[SET EXERCISE]:
All of the records below need to be copied exactly.

[SUPPLIED DATA]:
+---+

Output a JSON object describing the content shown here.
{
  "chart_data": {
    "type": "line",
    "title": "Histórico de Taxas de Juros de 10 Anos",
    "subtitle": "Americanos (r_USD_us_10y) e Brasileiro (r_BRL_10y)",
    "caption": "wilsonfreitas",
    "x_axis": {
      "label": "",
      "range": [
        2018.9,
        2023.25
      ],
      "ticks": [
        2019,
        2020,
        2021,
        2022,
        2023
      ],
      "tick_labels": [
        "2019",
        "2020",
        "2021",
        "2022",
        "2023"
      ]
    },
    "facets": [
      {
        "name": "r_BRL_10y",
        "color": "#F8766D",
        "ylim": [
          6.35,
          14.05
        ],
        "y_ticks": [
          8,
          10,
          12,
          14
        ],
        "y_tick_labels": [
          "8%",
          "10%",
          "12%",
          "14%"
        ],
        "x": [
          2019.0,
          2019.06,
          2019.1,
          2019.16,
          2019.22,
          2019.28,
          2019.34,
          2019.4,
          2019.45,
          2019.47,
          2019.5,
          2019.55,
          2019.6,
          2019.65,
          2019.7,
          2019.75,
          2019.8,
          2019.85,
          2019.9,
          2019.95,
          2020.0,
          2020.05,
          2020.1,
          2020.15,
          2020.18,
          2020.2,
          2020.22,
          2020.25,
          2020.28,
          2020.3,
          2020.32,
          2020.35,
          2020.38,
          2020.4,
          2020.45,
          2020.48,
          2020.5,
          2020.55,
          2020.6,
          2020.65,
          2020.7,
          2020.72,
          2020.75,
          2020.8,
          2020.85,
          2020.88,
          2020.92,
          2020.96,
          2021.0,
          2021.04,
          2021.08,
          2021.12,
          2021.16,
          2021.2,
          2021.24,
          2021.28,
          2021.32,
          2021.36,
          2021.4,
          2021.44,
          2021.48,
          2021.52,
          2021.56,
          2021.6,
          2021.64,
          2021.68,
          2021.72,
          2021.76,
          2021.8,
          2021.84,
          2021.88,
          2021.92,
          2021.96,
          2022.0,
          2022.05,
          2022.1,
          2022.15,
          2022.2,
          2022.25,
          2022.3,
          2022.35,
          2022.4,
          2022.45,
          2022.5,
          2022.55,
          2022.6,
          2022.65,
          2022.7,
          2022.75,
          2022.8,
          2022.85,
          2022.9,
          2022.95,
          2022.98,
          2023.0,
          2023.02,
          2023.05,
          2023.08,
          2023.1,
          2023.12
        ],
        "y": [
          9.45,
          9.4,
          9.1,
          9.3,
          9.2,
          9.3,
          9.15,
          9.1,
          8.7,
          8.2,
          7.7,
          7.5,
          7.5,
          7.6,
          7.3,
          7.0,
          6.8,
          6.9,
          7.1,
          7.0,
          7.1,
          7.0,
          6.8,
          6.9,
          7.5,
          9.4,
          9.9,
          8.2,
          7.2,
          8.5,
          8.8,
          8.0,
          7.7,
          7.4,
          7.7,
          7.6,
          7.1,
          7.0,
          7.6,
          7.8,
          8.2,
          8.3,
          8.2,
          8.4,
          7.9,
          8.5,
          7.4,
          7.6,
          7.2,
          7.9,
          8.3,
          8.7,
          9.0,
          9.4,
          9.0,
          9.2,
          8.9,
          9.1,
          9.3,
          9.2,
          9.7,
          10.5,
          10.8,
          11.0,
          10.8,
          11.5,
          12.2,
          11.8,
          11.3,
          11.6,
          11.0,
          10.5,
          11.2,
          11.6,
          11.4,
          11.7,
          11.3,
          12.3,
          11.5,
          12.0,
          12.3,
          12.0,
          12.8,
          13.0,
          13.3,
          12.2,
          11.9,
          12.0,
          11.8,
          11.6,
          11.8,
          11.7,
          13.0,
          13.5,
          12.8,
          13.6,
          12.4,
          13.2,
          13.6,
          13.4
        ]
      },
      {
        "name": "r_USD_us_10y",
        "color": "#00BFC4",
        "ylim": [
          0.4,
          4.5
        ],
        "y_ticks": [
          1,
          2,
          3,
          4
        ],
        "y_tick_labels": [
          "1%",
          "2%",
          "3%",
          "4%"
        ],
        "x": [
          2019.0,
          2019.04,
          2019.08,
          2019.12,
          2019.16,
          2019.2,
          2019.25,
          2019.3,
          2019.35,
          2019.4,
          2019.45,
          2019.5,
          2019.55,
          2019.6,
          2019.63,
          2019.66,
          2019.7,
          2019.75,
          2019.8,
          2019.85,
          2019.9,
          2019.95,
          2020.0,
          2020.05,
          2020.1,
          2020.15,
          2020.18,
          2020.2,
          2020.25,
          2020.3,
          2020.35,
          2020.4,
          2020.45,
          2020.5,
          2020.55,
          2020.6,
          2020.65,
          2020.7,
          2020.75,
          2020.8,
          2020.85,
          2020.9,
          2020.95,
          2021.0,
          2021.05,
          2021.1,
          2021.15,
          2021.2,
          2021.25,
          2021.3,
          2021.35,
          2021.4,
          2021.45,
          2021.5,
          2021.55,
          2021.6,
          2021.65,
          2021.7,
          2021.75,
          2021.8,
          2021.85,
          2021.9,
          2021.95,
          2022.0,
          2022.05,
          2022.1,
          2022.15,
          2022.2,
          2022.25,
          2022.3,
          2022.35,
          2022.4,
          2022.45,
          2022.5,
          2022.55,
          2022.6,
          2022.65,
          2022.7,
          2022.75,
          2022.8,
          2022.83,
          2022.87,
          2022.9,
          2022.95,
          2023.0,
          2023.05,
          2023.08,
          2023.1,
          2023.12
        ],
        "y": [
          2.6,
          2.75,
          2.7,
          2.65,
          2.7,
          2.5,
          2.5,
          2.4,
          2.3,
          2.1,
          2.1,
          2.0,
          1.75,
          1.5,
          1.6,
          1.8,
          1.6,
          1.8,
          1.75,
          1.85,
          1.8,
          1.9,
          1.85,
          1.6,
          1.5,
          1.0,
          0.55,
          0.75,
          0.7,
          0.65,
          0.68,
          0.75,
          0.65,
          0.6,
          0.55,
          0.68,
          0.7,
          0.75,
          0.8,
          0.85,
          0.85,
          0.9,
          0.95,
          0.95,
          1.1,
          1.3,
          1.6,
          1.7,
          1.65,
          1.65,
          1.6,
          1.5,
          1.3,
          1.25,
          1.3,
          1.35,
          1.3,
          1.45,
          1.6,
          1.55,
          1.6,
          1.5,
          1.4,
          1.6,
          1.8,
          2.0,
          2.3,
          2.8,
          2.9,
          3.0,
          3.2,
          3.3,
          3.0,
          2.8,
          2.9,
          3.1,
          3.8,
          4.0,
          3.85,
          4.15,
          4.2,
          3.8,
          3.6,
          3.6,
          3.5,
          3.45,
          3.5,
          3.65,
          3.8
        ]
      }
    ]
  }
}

+---+

[ANSWER TO THIS PROBLEM]:
Output a JSON object describing the content shown here.
{
  "chart_data": {
    "type": "line",
    "title": "Histórico de Taxas de Juros de 10 Anos",
    "subtitle": "Americanos (r_USD_us_10y) e Brasileiro (r_BRL_10y)",
    "caption": "wilsonfreitas",
    "x_axis": {
      "label": "",
      "range": [
        2018.9,
        2023.25
      ],
      "ticks": [
        2019,
        2020,
        2021,
        2022,
        2023
      ],
      "tick_labels": [
        "2019",
        "2020",
        "2021",
        "2022",
        "2023"
      ]
    },
    "facets": [
      {
        "name": "r_BRL_10y",
        "color": "#F8766D",
        "ylim": [
          6.35,
          14.05
        ],
        "y_ticks": [
          8,
          10,
          12,
          14
        ],
        "y_tick_labels": [
          "8%",
          "10%",
          "12%",
          "14%"
        ],
        "x": [
          2019.0,
          2019.06,
          2019.1,
          2019.16,
          2019.22,
          2019.28,
          2019.34,
          2019.4,
          2019.45,
          2019.47,
          2019.5,
          2019.55,
          2019.6,
          2019.65,
          2019.7,
          2019.75,
          2019.8,
          2019.85,
          2019.9,
          2019.95,
          2020.0,
          2020.05,
          2020.1,
          2020.15,
          2020.18,
          2020.2,
          2020.22,
          2020.25,
          2020.28,
          2020.3,
          2020.32,
          2020.35,
          2020.38,
          2020.4,
          2020.45,
          2020.48,
          2020.5,
          2020.55,
          2020.6,
          2020.65,
          2020.7,
          2020.72,
          2020.75,
          2020.8,
          2020.85,
          2020.88,
          2020.92,
          2020.96,
          2021.0,
          2021.04,
          2021.08,
          2021.12,
          2021.16,
          2021.2,
          2021.24,
          2021.28,
          2021.32,
          2021.36,
          2021.4,
          2021.44,
          2021.48,
          2021.52,
          2021.56,
          2021.6,
          2021.64,
          2021.68,
          2021.72,
          2021.76,
          2021.8,
          2021.84,
          2021.88,
          2021.92,
          2021.96,
          2022.0,
          2022.05,
          2022.1,
          2022.15,
          2022.2,
          2022.25,
          2022.3,
          2022.35,
          2022.4,
          2022.45,
          2022.5,
          2022.55,
          2022.6,
          2022.65,
          2022.7,
          2022.75,
          2022.8,
          2022.85,
          2022.9,
          2022.95,
          2022.98,
          2023.0,
          2023.02,
          2023.05,
          2023.08,
          2023.1,
          2023.12
        ],
        "y": [
          9.45,
          9.4,
          9.1,
          9.3,
          9.2,
          9.3,
          9.15,
          9.1,
          8.7,
          8.2,
          7.7,
          7.5,
          7.5,
          7.6,
          7.3,
          7.0,
          6.8,
          6.9,
          7.1,
          7.0,
          7.1,
          7.0,
          6.8,
          6.9,
          7.5,
          9.4,
          9.9,
          8.2,
          7.2,
          8.5,
          8.8,
          8.0,
          7.7,
          7.4,
          7.7,
          7.6,
          7.1,
          7.0,
          7.6,
          7.8,
          8.2,
          8.3,
          8.2,
          8.4,
          7.9,
          8.5,
          7.4,
          7.6,
          7.2,
          7.9,
          8.3,
          8.7,
          9.0,
          9.4,
          9.0,
          9.2,
          8.9,
          9.1,
          9.3,
          9.2,
          9.7,
          10.5,
          10.8,
          11.0,
          10.8,
          11.5,
          12.2,
          11.8,
          11.3,
          11.6,
          11.0,
          10.5,
          11.2,
          11.6,
          11.4,
          11.7,
          11.3,
          12.3,
          11.5,
          12.0,
          12.3,
          12.0,
          12.8,
          13.0,
          13.3,
          12.2,
          11.9,
          12.0,
          11.8,
          11.6,
          11.8,
          11.7,
          13.0,
          13.5,
          12.8,
          13.6,
          12.4,
          13.2,
          13.6,
          13.4
        ]
      },
      {
        "name": "r_USD_us_10y",
        "color": "#00BFC4",
        "ylim": [
          0.4,
          4.5
        ],
        "y_ticks": [
          1,
          2,
          3,
          4
        ],
        "y_tick_labels": [
          "1%",
          "2%",
          "3%",
          "4%"
        ],
        "x": [
          2019.0,
          2019.04,
          2019.08,
          2019.12,
          2019.16,
          2019.2,
          2019.25,
          2019.3,
          2019.35,
          2019.4,
          2019.45,
          2019.5,
          2019.55,
          2019.6,
          2019.63,
          2019.66,
          2019.7,
          2019.75,
          2019.8,
          2019.85,
          2019.9,
          2019.95,
          2020.0,
          2020.05,
          2020.1,
          2020.15,
          2020.18,
          2020.2,
          2020.25,
          2020.3,
          2020.35,
          2020.4,
          2020.45,
          2020.5,
          2020.55,
          2020.6,
          2020.65,
          2020.7,
          2020.75,
          2020.8,
          2020.85,
          2020.9,
          2020.95,
          2021.0,
          2021.05,
          2021.1,
          2021.15,
          2021.2,
          2021.25,
          2021.3,
          2021.35,
          2021.4,
          2021.45,
          2021.5,
          2021.55,
          2021.6,
          2021.65,
          2021.7,
          2021.75,
          2021.8,
          2021.85,
          2021.9,
          2021.95,
          2022.0,
          2022.05,
          2022.1,
          2022.15,
          2022.2,
          2022.25,
          2022.3,
          2022.35,
          2022.4,
          2022.45,
          2022.5,
          2022.55,
          2022.6,
          2022.65,
          2022.7,
          2022.75,
          2022.8,
          2022.83,
          2022.87,
          2022.9,
          2022.95,
          2023.0,
          2023.05,
          2023.08,
          2023.1,
          2023.12
        ],
        "y": [
          2.6,
          2.75,
          2.7,
          2.65,
          2.7,
          2.5,
          2.5,
          2.4,
          2.3,
          2.1,
          2.1,
          2.0,
          1.75,
          1.5,
          1.6,
          1.8,
          1.6,
          1.8,
          1.75,
          1.85,
          1.8,
          1.9,
          1.85,
          1.6,
          1.5,
          1.0,
          0.55,
          0.75,
          0.7,
          0.65,
          0.68,
          0.75,
          0.65,
          0.6,
          0.55,
          0.68,
          0.7,
          0.75,
          0.8,
          0.85,
          0.85,
          0.9,
          0.95,
          0.95,
          1.1,
          1.3,
          1.6,
          1.7,
          1.65,
          1.65,
          1.6,
          1.5,
          1.3,
          1.25,
          1.3,
          1.35,
          1.3,
          1.45,
          1.6,
          1.55,
          1.6,
          1.5,
          1.4,
          1.6,
          1.8,
          2.0,
          2.3,
          2.8,
          2.9,
          3.0,
          3.2,
          3.3,
          3.0,
          2.8,
          2.9,
          3.1,
          3.8,
          4.0,
          3.85,
          4.15,
          4.2,
          3.8,
          3.6,
          3.6,
          3.5,
          3.45,
          3.5,
          3.65,
          3.8
        ]
      }
    ]
  }
}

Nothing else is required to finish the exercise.